▶ [Exercise task]:
Below are some records. Say how many of their lines include the string "full", giving only the number.
** Start of Task material **
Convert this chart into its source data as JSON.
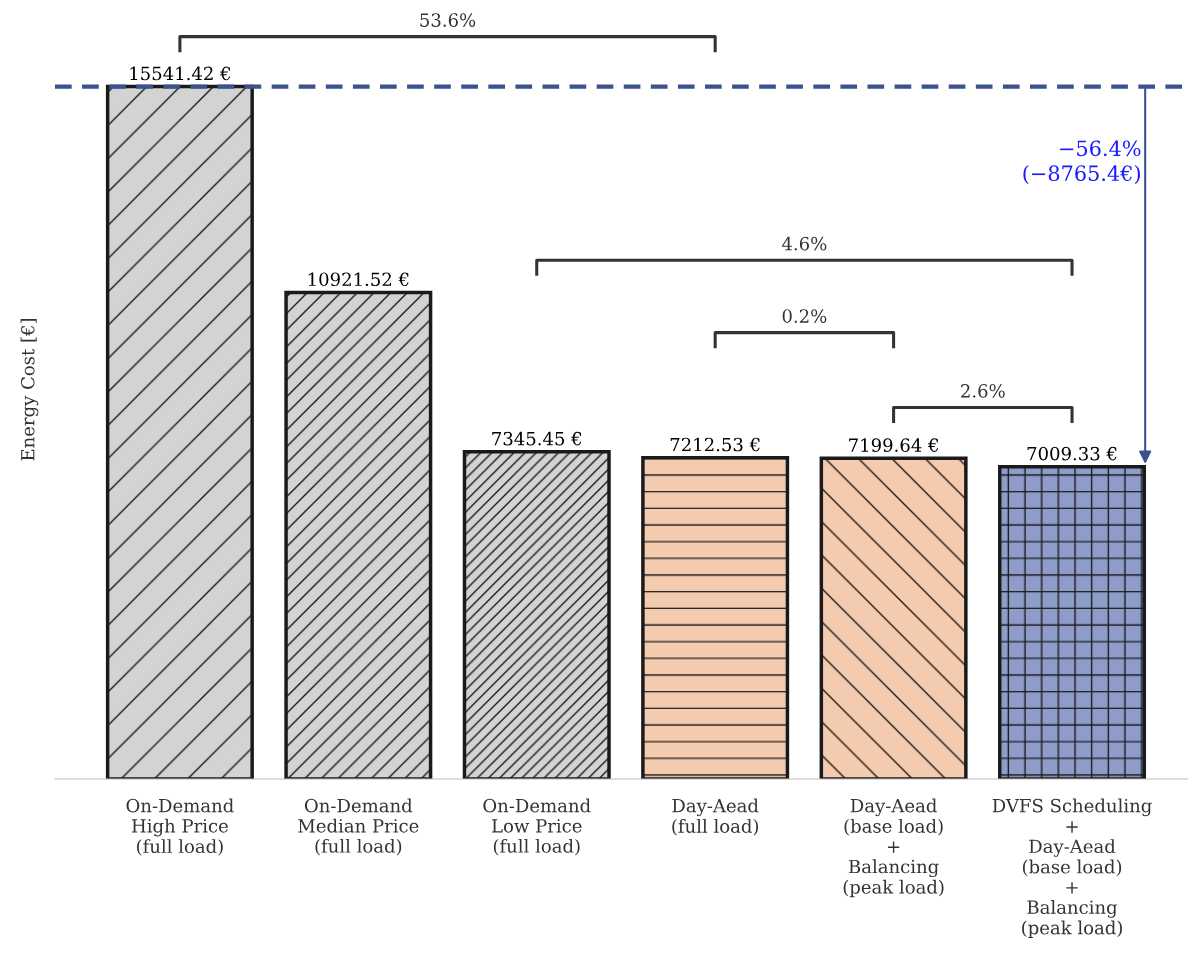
{
  "chart_data": {
    "type": "bar",
    "relative": false,
    "ylabel": "Energy Cost [€]",
    "categories": [
      "On-Demand\nHigh Price\n(full load)",
      "On-Demand\nMedian Price\n(full load)",
      "On-Demand\nLow Price\n(full load)",
      "Day-Aead\n(full load)",
      "Day-Aead\n(base load)\n+\nBalancing\n(peak load)",
      "DVFS Scheduling\n+\nDay-Aead\n(base load)\n+\nBalancing\n(peak load)"
    ],
    "values": [
      15541.42,
      10921.52,
      7345.45,
      7212.53,
      7199.64,
      7009.33
    ],
    "colors": [
      "#d3d3d3",
      "#d3d3d3",
      "#d3d3d3",
      "#f5cbb0",
      "#f5cbb0",
      "#8e9cc9"
    ],
    "value_labels": [
      "15541.42 €",
      "10921.52 €",
      "7345.45 €",
      "7212.53 €",
      "7199.64 €",
      "7009.33 €"
    ],
    "ref_lines": [
      {
        "axis": "y",
        "value": 15541.42,
        "color": "#3c528f",
        "line_style": "dashed"
      }
    ],
    "annotations": [
      "53.6%",
      "4.6%",
      "0.2%",
      "2.6%",
      "−56.4%\n(−8765.4€)"
    ],
    "grid": false
  }
}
** End of Task material **
▶ [Solution]:
4